WORK INSTRUCTIONS:
Write out the records beneath this line exactly as they appear, minus any images.

"""

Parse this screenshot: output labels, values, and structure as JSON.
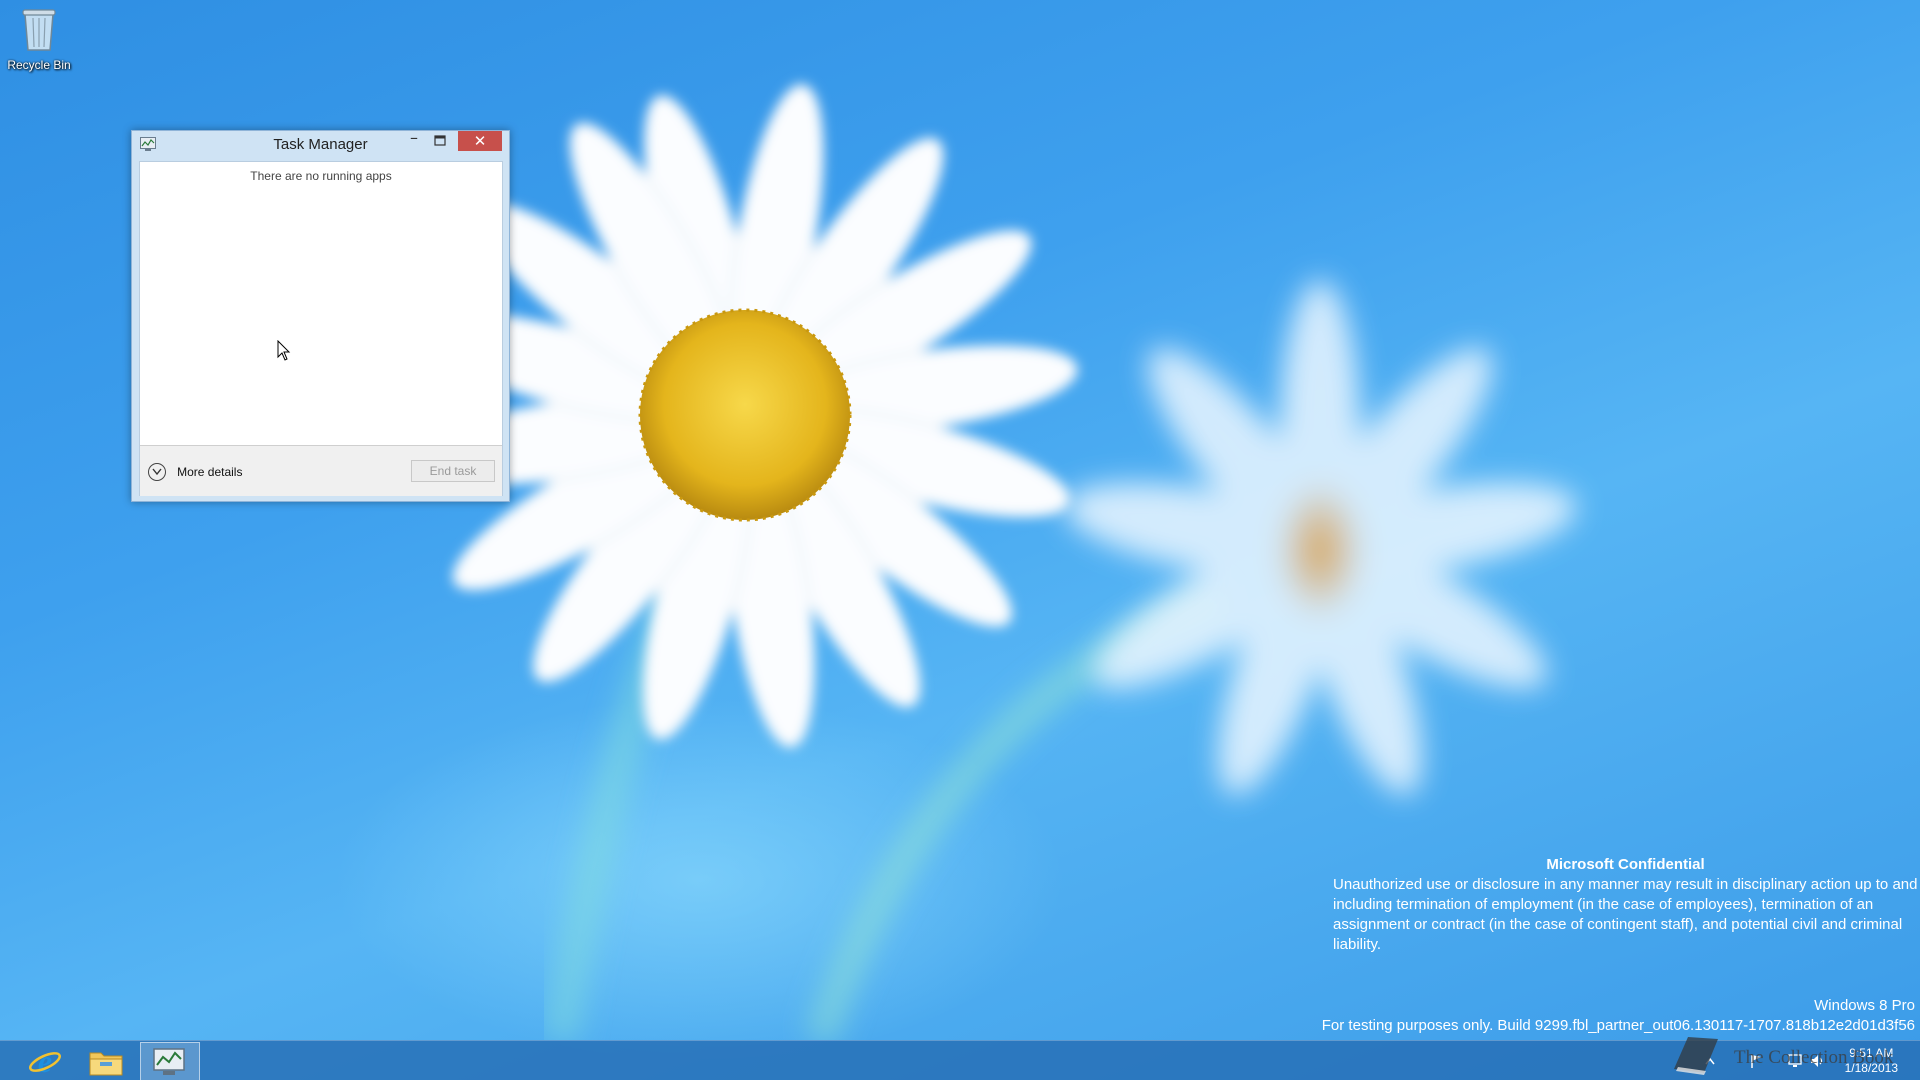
{
  "desktop": {
    "icons": [
      {
        "label": "Recycle Bin",
        "icon": "recycle-bin-icon"
      }
    ]
  },
  "task_manager": {
    "title": "Task Manager",
    "empty_message": "There are no running apps",
    "more_details_label": "More details",
    "end_task_label": "End task",
    "close_glyph": "✕",
    "minimize_glyph": "–"
  },
  "confidential": {
    "title": "Microsoft Confidential",
    "body": "Unauthorized use or disclosure in any manner may result in disciplinary action up to and including termination of employment (in the case of employees), termination of an assignment or contract (in the case of contingent staff), and potential civil and criminal liability."
  },
  "edition": {
    "name": "Windows 8 Pro",
    "build": "For testing purposes only. Build 9299.fbl_partner_out06.130117-1707.818b12e2d01d3f56"
  },
  "taskbar": {
    "pinned": [
      {
        "name": "Internet Explorer",
        "icon": "internet-explorer-icon"
      },
      {
        "name": "File Explorer",
        "icon": "file-explorer-icon"
      },
      {
        "name": "Task Manager",
        "icon": "task-manager-icon",
        "active": true
      }
    ],
    "clock_time": "9:51 AM",
    "clock_date": "1/18/2013",
    "watermark": "The Collection Book"
  },
  "colors": {
    "close_button": "#c7504b",
    "desktop_blue": "#3ea0ee",
    "taskbar": "#266eb4"
  }
}
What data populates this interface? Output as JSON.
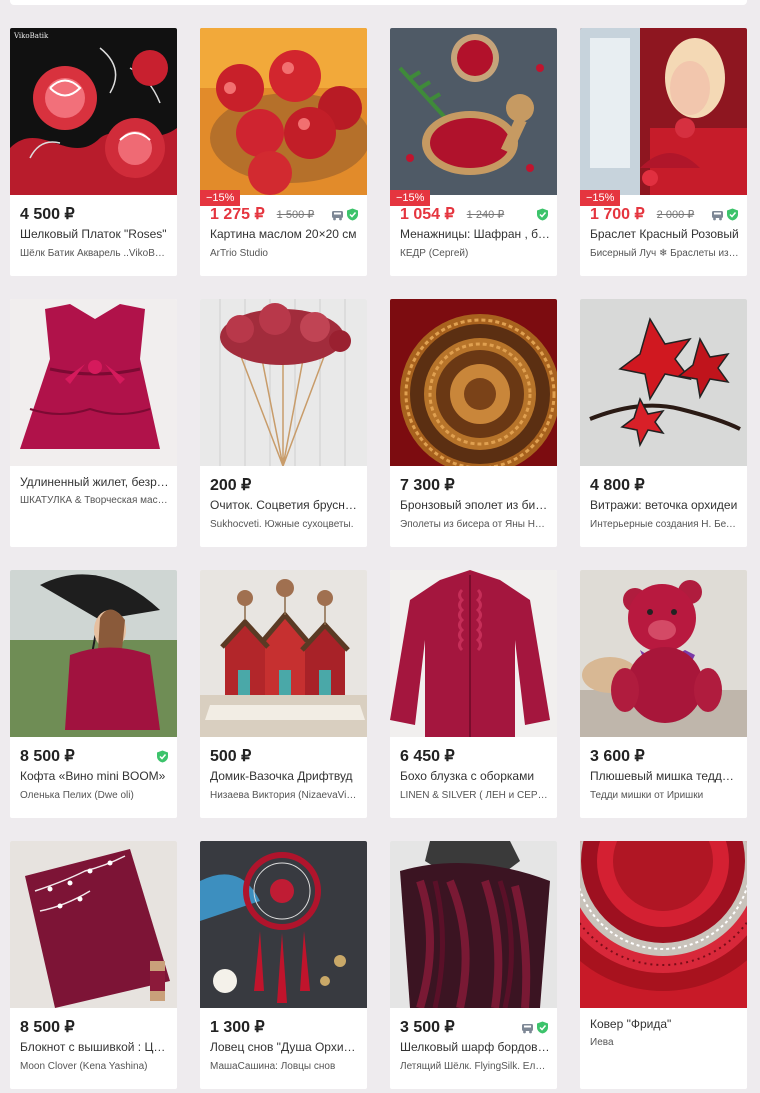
{
  "colors": {
    "sale": "#e5353f",
    "verified": "#3cc36b",
    "delivery_icon": "#7d8795"
  },
  "cards": [
    {
      "price": "4 500 ₽",
      "sale": false,
      "title": "Шелковый Платок \"Roses\"",
      "seller": "Шёлк Батик Акварель ..VikoBatik",
      "verified": false,
      "delivery": false
    },
    {
      "price": "1 275 ₽",
      "old_price": "1 500 ₽",
      "discount": "−15%",
      "sale": true,
      "title": "Картина маслом 20×20 см",
      "seller": "ArTrio Studio",
      "verified": true,
      "delivery": true
    },
    {
      "price": "1 054 ₽",
      "old_price": "1 240 ₽",
      "discount": "−15%",
      "sale": true,
      "title": "Менажницы: Шафран , береза",
      "seller": "КЕДР (Сергей)",
      "verified": true,
      "delivery": false
    },
    {
      "price": "1 700 ₽",
      "old_price": "2 000 ₽",
      "discount": "−15%",
      "sale": true,
      "title": "Браслет Красный Розовый",
      "seller": "Бисерный Луч ❄ Браслеты из бисера",
      "verified": true,
      "delivery": true
    },
    {
      "price": "",
      "sale": false,
      "title": "Удлиненный жилет, безрукавка",
      "seller": "ШКАТУЛКА & Творческая мастерская",
      "verified": false,
      "delivery": false,
      "no_price": true
    },
    {
      "price": "200 ₽",
      "sale": false,
      "title": "Очиток. Соцветия брусники",
      "seller": "Sukhocveti. Южные сухоцветы.",
      "verified": false,
      "delivery": false
    },
    {
      "price": "7 300 ₽",
      "sale": false,
      "title": "Бронзовый эполет из бисера",
      "seller": "Эполеты из бисера от Яны Ноябрь",
      "verified": false,
      "delivery": false
    },
    {
      "price": "4 800 ₽",
      "sale": false,
      "title": "Витражи: веточка орхидеи",
      "seller": "Интерьерные создания Н. Беловой",
      "verified": false,
      "delivery": false
    },
    {
      "price": "8 500 ₽",
      "sale": false,
      "title": "Кофта «Вино mini BOOM»",
      "seller": "Оленька Пелих (Dwe oli)",
      "verified": true,
      "delivery": false
    },
    {
      "price": "500 ₽",
      "sale": false,
      "title": "Домик-Вазочка Дрифтвуд",
      "seller": "Низаева Виктория (NizaevaViktoria)",
      "verified": false,
      "delivery": false
    },
    {
      "price": "6 450 ₽",
      "sale": false,
      "title": "Бохо блузка с оборками",
      "seller": "LINEN & SILVER ( ЛЕН и СЕРЕБРО )",
      "verified": false,
      "delivery": false
    },
    {
      "price": "3 600 ₽",
      "sale": false,
      "title": "Плюшевый мишка тедди Вишня",
      "seller": "Тедди мишки от Иришки",
      "verified": false,
      "delivery": false
    },
    {
      "price": "8 500 ₽",
      "sale": false,
      "title": "Блокнот с вышивкой : Цветы",
      "seller": "Moon Clover (Kena Yashina)",
      "verified": false,
      "delivery": false
    },
    {
      "price": "1 300 ₽",
      "sale": false,
      "title": "Ловец снов \"Душа Орхидеи\"",
      "seller": "МашаСашина: Ловцы снов",
      "verified": false,
      "delivery": false
    },
    {
      "price": "3 500 ₽",
      "sale": false,
      "title": "Шелковый шарф бордовый",
      "seller": "Летящий Шёлк. FlyingSilk. Елена",
      "verified": true,
      "delivery": true
    },
    {
      "price": "",
      "sale": false,
      "title": "Ковер \"Фрида\"",
      "seller": "Иева",
      "verified": false,
      "delivery": false,
      "no_price": true
    }
  ],
  "watermark": "VikoBatik"
}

"""

THE OUTPUT:
Parse this screenshot: output labels, values, and structure as JSON.
{
  "desktop": {
    "icons": [
      {
        "label": "Recycle Bin",
        "icon": "recycle-bin-icon"
      }
    ]
  },
  "task_manager": {
    "title": "Task Manager",
    "empty_message": "There are no running apps",
    "more_details_label": "More details",
    "end_task_label": "End task",
    "close_glyph": "✕",
    "minimize_glyph": "–"
  },
  "confidential": {
    "title": "Microsoft Confidential",
    "body": "Unauthorized use or disclosure in any manner may result in disciplinary action up to and including termination of employment (in the case of employees), termination of an assignment or contract (in the case of contingent staff), and potential civil and criminal liability."
  },
  "edition": {
    "name": "Windows 8 Pro",
    "build": "For testing purposes only. Build 9299.fbl_partner_out06.130117-1707.818b12e2d01d3f56"
  },
  "taskbar": {
    "pinned": [
      {
        "name": "Internet Explorer",
        "icon": "internet-explorer-icon"
      },
      {
        "name": "File Explorer",
        "icon": "file-explorer-icon"
      },
      {
        "name": "Task Manager",
        "icon": "task-manager-icon",
        "active": true
      }
    ],
    "clock_time": "9:51 AM",
    "clock_date": "1/18/2013",
    "watermark": "The Collection Book"
  },
  "colors": {
    "close_button": "#c7504b",
    "desktop_blue": "#3ea0ee",
    "taskbar": "#266eb4"
  }
}
What data populates this interface? Output as JSON.
{
  "colors": {
    "sale": "#e5353f",
    "verified": "#3cc36b",
    "delivery_icon": "#7d8795"
  },
  "cards": [
    {
      "price": "4 500 ₽",
      "sale": false,
      "title": "Шелковый Платок \"Roses\"",
      "seller": "Шёлк Батик Акварель ..VikoBatik",
      "verified": false,
      "delivery": false
    },
    {
      "price": "1 275 ₽",
      "old_price": "1 500 ₽",
      "discount": "−15%",
      "sale": true,
      "title": "Картина маслом 20×20 см",
      "seller": "ArTrio Studio",
      "verified": true,
      "delivery": true
    },
    {
      "price": "1 054 ₽",
      "old_price": "1 240 ₽",
      "discount": "−15%",
      "sale": true,
      "title": "Менажницы: Шафран , береза",
      "seller": "КЕДР (Сергей)",
      "verified": true,
      "delivery": false
    },
    {
      "price": "1 700 ₽",
      "old_price": "2 000 ₽",
      "discount": "−15%",
      "sale": true,
      "title": "Браслет Красный Розовый",
      "seller": "Бисерный Луч ❄ Браслеты из бисера",
      "verified": true,
      "delivery": true
    },
    {
      "price": "",
      "sale": false,
      "title": "Удлиненный жилет, безрукавка",
      "seller": "ШКАТУЛКА & Творческая мастерская",
      "verified": false,
      "delivery": false,
      "no_price": true
    },
    {
      "price": "200 ₽",
      "sale": false,
      "title": "Очиток. Соцветия брусники",
      "seller": "Sukhocveti. Южные сухоцветы.",
      "verified": false,
      "delivery": false
    },
    {
      "price": "7 300 ₽",
      "sale": false,
      "title": "Бронзовый эполет из бисера",
      "seller": "Эполеты из бисера от Яны Ноябрь",
      "verified": false,
      "delivery": false
    },
    {
      "price": "4 800 ₽",
      "sale": false,
      "title": "Витражи: веточка орхидеи",
      "seller": "Интерьерные создания Н. Беловой",
      "verified": false,
      "delivery": false
    },
    {
      "price": "8 500 ₽",
      "sale": false,
      "title": "Кофта «Вино mini BOOM»",
      "seller": "Оленька Пелих (Dwe oli)",
      "verified": true,
      "delivery": false
    },
    {
      "price": "500 ₽",
      "sale": false,
      "title": "Домик-Вазочка Дрифтвуд",
      "seller": "Низаева Виктория (NizaevaViktoria)",
      "verified": false,
      "delivery": false
    },
    {
      "price": "6 450 ₽",
      "sale": false,
      "title": "Бохо блузка с оборками",
      "seller": "LINEN & SILVER ( ЛЕН и СЕРЕБРО )",
      "verified": false,
      "delivery": false
    },
    {
      "price": "3 600 ₽",
      "sale": false,
      "title": "Плюшевый мишка тедди Вишня",
      "seller": "Тедди мишки от Иришки",
      "verified": false,
      "delivery": false
    },
    {
      "price": "8 500 ₽",
      "sale": false,
      "title": "Блокнот с вышивкой : Цветы",
      "seller": "Moon Clover (Kena Yashina)",
      "verified": false,
      "delivery": false
    },
    {
      "price": "1 300 ₽",
      "sale": false,
      "title": "Ловец снов \"Душа Орхидеи\"",
      "seller": "МашаСашина: Ловцы снов",
      "verified": false,
      "delivery": false
    },
    {
      "price": "3 500 ₽",
      "sale": false,
      "title": "Шелковый шарф бордовый",
      "seller": "Летящий Шёлк. FlyingSilk. Елена",
      "verified": true,
      "delivery": true
    },
    {
      "price": "",
      "sale": false,
      "title": "Ковер \"Фрида\"",
      "seller": "Иева",
      "verified": false,
      "delivery": false,
      "no_price": true
    }
  ],
  "watermark": "VikoBatik"
}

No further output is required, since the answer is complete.